* Begin DATA IN THIS EXERCISE *

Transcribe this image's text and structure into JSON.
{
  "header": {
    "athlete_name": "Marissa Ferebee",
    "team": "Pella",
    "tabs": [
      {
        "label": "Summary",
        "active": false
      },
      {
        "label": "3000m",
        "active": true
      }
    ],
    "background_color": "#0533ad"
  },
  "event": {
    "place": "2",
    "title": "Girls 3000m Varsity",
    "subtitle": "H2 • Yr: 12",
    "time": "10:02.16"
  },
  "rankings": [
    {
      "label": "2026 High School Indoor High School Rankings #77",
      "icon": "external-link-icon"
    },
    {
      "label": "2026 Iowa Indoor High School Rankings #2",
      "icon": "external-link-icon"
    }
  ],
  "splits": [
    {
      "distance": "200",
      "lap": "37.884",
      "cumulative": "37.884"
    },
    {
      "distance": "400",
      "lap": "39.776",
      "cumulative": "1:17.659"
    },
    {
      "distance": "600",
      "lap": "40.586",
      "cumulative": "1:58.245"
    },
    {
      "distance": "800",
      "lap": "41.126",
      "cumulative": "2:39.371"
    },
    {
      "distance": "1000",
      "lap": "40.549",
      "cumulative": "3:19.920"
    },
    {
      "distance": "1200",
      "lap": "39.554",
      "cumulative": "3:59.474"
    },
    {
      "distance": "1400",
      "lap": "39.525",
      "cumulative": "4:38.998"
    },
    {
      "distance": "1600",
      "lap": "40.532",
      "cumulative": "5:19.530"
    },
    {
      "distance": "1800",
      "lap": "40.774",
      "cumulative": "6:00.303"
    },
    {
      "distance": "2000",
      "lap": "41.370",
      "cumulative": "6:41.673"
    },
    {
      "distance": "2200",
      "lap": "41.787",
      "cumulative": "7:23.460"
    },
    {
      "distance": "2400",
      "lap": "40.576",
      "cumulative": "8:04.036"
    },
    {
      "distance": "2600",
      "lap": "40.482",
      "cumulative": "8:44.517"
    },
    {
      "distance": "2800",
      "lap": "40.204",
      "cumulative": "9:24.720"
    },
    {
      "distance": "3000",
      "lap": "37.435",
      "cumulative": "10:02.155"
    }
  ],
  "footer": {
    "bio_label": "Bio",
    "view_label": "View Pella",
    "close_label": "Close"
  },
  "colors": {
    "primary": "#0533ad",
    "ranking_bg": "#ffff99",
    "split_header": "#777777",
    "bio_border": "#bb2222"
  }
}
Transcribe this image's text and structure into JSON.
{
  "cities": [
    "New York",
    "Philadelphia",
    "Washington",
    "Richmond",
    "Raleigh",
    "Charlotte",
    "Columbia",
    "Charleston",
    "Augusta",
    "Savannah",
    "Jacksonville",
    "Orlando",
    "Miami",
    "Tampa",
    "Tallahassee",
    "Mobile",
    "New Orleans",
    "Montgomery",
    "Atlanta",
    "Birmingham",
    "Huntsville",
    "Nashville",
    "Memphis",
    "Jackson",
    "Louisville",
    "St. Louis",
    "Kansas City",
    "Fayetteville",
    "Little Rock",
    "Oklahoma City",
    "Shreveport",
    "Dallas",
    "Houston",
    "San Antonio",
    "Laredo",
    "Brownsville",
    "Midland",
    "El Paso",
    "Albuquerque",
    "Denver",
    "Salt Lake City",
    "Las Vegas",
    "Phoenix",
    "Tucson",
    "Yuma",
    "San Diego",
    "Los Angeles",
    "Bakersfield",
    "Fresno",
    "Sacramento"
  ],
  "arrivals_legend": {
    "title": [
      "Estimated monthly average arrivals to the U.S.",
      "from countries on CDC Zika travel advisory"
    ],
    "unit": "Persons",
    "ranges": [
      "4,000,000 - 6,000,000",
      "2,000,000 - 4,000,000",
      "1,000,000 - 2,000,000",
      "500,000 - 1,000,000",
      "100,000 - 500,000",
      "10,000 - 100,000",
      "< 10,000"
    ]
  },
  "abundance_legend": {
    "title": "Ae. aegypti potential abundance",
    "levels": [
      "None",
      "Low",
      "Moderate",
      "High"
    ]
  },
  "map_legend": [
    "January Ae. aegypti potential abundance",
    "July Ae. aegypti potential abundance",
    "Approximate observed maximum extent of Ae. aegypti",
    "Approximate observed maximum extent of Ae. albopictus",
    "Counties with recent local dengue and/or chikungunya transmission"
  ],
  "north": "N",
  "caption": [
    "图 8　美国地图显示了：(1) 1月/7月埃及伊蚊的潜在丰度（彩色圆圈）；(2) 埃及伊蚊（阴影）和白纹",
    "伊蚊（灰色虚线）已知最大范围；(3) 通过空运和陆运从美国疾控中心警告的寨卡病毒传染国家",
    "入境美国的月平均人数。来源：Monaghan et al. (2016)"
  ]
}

* End DATA IN THIS EXERCISE *

EXERCISE AIM: Find how many lines hold the string "extent", and state that number alone.

THE SOLUTION: 2